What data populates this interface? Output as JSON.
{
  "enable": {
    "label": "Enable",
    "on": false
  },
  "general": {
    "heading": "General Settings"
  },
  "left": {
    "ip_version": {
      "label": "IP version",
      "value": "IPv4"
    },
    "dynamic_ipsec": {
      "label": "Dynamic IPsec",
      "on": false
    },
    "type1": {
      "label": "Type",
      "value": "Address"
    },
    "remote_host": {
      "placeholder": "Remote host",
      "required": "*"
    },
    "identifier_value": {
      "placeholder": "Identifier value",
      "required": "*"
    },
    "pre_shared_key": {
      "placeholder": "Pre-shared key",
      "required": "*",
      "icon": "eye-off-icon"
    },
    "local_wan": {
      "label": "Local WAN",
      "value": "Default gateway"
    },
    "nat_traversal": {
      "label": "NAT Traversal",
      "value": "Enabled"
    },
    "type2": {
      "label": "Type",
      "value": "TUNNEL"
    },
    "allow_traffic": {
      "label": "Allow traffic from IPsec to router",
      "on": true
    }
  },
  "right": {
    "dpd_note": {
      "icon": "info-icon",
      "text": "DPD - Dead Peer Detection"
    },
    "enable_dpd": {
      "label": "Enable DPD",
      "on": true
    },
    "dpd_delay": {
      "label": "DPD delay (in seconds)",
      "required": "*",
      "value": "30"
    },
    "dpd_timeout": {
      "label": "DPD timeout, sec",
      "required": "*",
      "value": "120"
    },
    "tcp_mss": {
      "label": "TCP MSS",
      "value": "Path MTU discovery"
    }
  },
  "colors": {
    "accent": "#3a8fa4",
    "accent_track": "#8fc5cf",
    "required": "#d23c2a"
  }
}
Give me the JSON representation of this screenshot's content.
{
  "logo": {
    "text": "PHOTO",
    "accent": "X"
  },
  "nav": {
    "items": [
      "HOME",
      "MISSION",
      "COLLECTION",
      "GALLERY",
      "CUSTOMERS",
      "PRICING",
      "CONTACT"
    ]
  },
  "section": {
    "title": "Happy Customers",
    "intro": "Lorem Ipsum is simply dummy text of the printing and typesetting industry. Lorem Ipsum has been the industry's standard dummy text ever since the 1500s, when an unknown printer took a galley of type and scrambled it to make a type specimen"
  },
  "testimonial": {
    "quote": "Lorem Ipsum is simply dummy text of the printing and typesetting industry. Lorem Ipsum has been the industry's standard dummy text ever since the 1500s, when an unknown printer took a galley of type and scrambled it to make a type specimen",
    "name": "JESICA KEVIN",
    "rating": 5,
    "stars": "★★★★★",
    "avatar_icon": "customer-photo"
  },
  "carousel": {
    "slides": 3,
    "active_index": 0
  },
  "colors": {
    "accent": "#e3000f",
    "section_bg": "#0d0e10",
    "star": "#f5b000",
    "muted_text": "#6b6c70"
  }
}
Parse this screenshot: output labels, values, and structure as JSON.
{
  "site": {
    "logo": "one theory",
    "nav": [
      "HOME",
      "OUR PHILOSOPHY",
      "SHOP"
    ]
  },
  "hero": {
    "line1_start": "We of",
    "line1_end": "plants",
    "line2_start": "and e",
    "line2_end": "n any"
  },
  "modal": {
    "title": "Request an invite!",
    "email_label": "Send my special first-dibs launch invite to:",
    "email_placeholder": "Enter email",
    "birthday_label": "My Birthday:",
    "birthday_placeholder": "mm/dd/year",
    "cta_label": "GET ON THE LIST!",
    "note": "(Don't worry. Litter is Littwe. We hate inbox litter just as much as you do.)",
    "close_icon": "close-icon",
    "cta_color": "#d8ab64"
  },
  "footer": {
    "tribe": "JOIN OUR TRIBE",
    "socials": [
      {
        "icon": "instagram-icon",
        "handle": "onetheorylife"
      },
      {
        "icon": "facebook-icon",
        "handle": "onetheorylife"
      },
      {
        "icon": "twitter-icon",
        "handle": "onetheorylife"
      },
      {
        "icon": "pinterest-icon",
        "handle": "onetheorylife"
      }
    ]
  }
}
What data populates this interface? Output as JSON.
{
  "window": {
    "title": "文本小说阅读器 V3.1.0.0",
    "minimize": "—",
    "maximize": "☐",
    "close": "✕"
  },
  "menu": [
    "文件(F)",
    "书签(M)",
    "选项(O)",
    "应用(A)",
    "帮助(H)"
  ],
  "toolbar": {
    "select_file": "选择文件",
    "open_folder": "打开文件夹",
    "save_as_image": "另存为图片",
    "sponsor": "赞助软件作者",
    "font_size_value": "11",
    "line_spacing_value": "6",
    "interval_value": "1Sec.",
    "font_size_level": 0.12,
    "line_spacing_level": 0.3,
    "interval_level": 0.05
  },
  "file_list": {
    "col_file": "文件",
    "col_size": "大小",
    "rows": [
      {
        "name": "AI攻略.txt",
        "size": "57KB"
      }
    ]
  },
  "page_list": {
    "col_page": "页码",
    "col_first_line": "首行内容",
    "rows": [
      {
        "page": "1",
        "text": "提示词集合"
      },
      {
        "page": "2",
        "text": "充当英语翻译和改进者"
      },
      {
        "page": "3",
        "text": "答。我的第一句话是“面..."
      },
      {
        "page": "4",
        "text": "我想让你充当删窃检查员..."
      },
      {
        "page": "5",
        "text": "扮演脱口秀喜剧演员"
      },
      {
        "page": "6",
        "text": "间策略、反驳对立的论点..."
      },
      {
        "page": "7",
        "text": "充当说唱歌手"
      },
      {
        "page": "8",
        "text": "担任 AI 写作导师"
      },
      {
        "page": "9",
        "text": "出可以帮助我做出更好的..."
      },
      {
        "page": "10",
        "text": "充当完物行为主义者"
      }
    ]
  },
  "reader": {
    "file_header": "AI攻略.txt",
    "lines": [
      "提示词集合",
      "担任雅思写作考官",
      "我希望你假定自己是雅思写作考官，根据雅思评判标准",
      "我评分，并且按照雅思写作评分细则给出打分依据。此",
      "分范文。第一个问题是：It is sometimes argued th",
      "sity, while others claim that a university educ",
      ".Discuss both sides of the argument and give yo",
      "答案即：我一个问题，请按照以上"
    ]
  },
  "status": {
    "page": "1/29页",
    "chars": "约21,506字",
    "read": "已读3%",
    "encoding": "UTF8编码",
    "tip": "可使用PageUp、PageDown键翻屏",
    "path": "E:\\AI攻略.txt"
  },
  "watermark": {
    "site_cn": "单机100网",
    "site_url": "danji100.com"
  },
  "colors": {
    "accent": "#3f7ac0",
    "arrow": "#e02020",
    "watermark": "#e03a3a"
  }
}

....

The task ▸
Search the data for "JSON" and list every line in which it occurs.

Exercise answer ▸
What data populates this interface? Output as JSON.
Give me the JSON representation of this screenshot's content.
Parse this screenshot: output labels, values, and structure as JSON.
What data populates this interface? Output as JSON.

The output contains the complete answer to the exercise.